━━━ TEXTE PRÉSENTÉ ━━━

Plans directeurs sectoriels : en vigueur au 1er mars 2021 !

 

Dans sa récente circulaire n°3964 du 22 février 2021 aux administrations communales, la ministre de l’Intérieur et le ministre de l’Aménagement du Territoire informent les communes de l’entrée en vigueur des règlements grand-ducaux rendant les plans directeurs sectoriels « logement », « paysage », « transports » et « zones d’activités économiques » pour le 1er mars 2021.

Entretemps lesdits PDS ont été publiés au Journal Officiel en date du 25 février 2021.

 

I. Les plans directeurs sectoriels, c’est quoi ?

 

Les PDS sont des instruments d’aménagement du territoire, rendus obligatoires par règlement grand-ducal, contenant des prescriptions écrites qui peuvent être complétées par des prescriptions graphiques couvrant l’ensemble ou des parties déterminées du territoire national luxembourgeois (art. 9 de la loi du 17 avril 2018 concernant l’aménagement du territoire).

 

Ils ont pour vocation d’organiser le territoire en matière de logements, d’activités économiques, de transport, d’environnement (paysages, déchets inertes), etc., par des prescriptions (graphiques et écrites donc), limitant ou encadrant le droit de propriété, respectivement ayant une incidence sur l’aménagement communal (PAG – PAP – Schémas directeurs – autorisations de bâtir). Les PDS constituent en effet des règlements supérieurs dans la hiérarchie des normes vis-à-vis des plans d’aménagement communaux.

 

II. Quel est leur contenu ?

 

 L’ambition initiale des projets de plans directeurs sectoriels a été largement revue à la baisse depuis la première tentative d’adoption de ceux-ci en 2014 (voir nous articles publiés à l’époque en bas de page), ceci en raison de la volonté de leurs auteurs de trouver des compromis entre toutes les parties impliquées et du souci d’éviter trop de controverses politiques et/ou juridiques qui avaient été soulevées au moment de l’enquête publique et des avis des communes formulés en 2014.

 

Dès lors, ils ont été largement retravaillés et de nombreuses dispositions litigieuses initialement prévues (comme par exemple la différence faite entre les communes jugées prioritaires pour le développement de l’habitat et celles qui ne le seraient pas, un dispositif permettant d’organiser le nombre d’emplacements de stationnement dans les communes, quartiers par quartiers, en fonction du degré de desserte par les transports en commun, ou encore des prescriptions spécifiques pour les grandes surfaces commerciales) ont été supprimées, si bien que l’on peut s’interroger quant à l’incidence finalement assez modeste des PDS sur l’aménagement du territoire considéré de manière générale.

━━━ EXTRAIT DE DONNÉES ━━━

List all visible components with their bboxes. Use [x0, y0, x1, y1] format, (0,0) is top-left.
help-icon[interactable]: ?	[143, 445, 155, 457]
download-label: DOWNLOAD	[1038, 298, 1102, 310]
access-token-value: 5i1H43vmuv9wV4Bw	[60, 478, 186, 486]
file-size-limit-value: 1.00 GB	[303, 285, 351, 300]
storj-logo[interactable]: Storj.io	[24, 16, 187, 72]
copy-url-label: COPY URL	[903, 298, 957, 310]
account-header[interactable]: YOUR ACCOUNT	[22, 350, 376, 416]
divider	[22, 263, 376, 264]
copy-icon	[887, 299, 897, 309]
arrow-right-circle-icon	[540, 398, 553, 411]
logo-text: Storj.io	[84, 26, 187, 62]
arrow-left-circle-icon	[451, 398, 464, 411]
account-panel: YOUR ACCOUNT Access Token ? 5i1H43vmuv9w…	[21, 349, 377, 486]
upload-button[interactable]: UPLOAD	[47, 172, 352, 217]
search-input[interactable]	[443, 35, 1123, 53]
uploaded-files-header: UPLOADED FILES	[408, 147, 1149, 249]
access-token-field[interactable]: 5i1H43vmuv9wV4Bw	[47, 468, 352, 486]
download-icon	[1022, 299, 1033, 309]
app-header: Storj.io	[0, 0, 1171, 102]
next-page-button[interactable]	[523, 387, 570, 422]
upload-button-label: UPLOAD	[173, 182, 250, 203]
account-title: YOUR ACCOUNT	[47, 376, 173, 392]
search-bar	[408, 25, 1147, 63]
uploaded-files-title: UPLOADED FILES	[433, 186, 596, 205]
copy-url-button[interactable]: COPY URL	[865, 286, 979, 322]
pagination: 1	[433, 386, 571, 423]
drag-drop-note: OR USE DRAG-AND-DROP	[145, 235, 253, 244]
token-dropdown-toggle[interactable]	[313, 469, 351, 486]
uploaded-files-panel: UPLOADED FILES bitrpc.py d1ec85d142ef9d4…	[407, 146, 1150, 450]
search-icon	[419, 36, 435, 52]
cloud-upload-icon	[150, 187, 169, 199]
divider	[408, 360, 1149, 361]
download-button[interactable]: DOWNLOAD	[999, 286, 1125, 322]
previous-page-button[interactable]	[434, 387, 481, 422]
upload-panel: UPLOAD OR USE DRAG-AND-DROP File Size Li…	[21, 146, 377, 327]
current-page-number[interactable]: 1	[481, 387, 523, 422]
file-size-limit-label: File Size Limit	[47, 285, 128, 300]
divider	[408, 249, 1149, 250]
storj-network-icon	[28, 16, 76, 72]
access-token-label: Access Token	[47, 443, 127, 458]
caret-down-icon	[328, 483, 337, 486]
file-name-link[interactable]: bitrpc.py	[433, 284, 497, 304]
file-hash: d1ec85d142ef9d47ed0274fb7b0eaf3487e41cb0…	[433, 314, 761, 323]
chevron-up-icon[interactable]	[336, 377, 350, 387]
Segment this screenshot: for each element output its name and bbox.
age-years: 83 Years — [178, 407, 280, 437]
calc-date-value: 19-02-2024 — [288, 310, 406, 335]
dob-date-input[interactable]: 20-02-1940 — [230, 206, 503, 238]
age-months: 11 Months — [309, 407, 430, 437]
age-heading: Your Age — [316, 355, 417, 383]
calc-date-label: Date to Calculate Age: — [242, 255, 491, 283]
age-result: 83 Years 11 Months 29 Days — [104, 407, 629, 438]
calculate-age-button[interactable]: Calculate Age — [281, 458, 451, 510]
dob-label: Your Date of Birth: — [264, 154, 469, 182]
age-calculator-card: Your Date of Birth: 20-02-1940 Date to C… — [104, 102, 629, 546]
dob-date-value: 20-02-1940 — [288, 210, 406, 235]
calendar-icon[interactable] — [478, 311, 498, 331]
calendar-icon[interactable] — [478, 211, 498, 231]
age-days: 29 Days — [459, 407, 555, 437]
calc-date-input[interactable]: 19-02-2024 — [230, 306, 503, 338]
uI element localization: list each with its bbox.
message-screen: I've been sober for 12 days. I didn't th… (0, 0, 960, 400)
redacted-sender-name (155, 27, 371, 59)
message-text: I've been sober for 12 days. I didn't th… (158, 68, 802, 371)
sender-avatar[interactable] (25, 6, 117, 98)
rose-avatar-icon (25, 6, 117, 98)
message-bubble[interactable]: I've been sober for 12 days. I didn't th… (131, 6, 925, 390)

━━━

→ TÂCHES DE L'EXERCICE:
1. D'après le texte sur les plans directeurs sectoriels, à quelle date ces plans ont-ils été publiés au Journal Officiel ?
2. Transcrivez le passage du texte sur les plans directeurs sectoriels qui commence à « I. Les plans » et se termine à « l’aménagement du territoire). ».

→ RÉPONSES PAR TÂCHE:
1. Le 25 février 2021.

2.
I. Les plans directeurs sectoriels, c’est quoi ?

 

Les PDS sont des instruments d’aménagement du territoire, rendus obligatoires par règlement grand-ducal, contenant des prescriptions écrites qui peuvent être complétées par des prescriptions graphiques couvrant l’ensemble ou des parties déterminées du territoire national luxembourgeois (art. 9 de la loi du 17 avril 2018 concernant l’aménagement du territoire).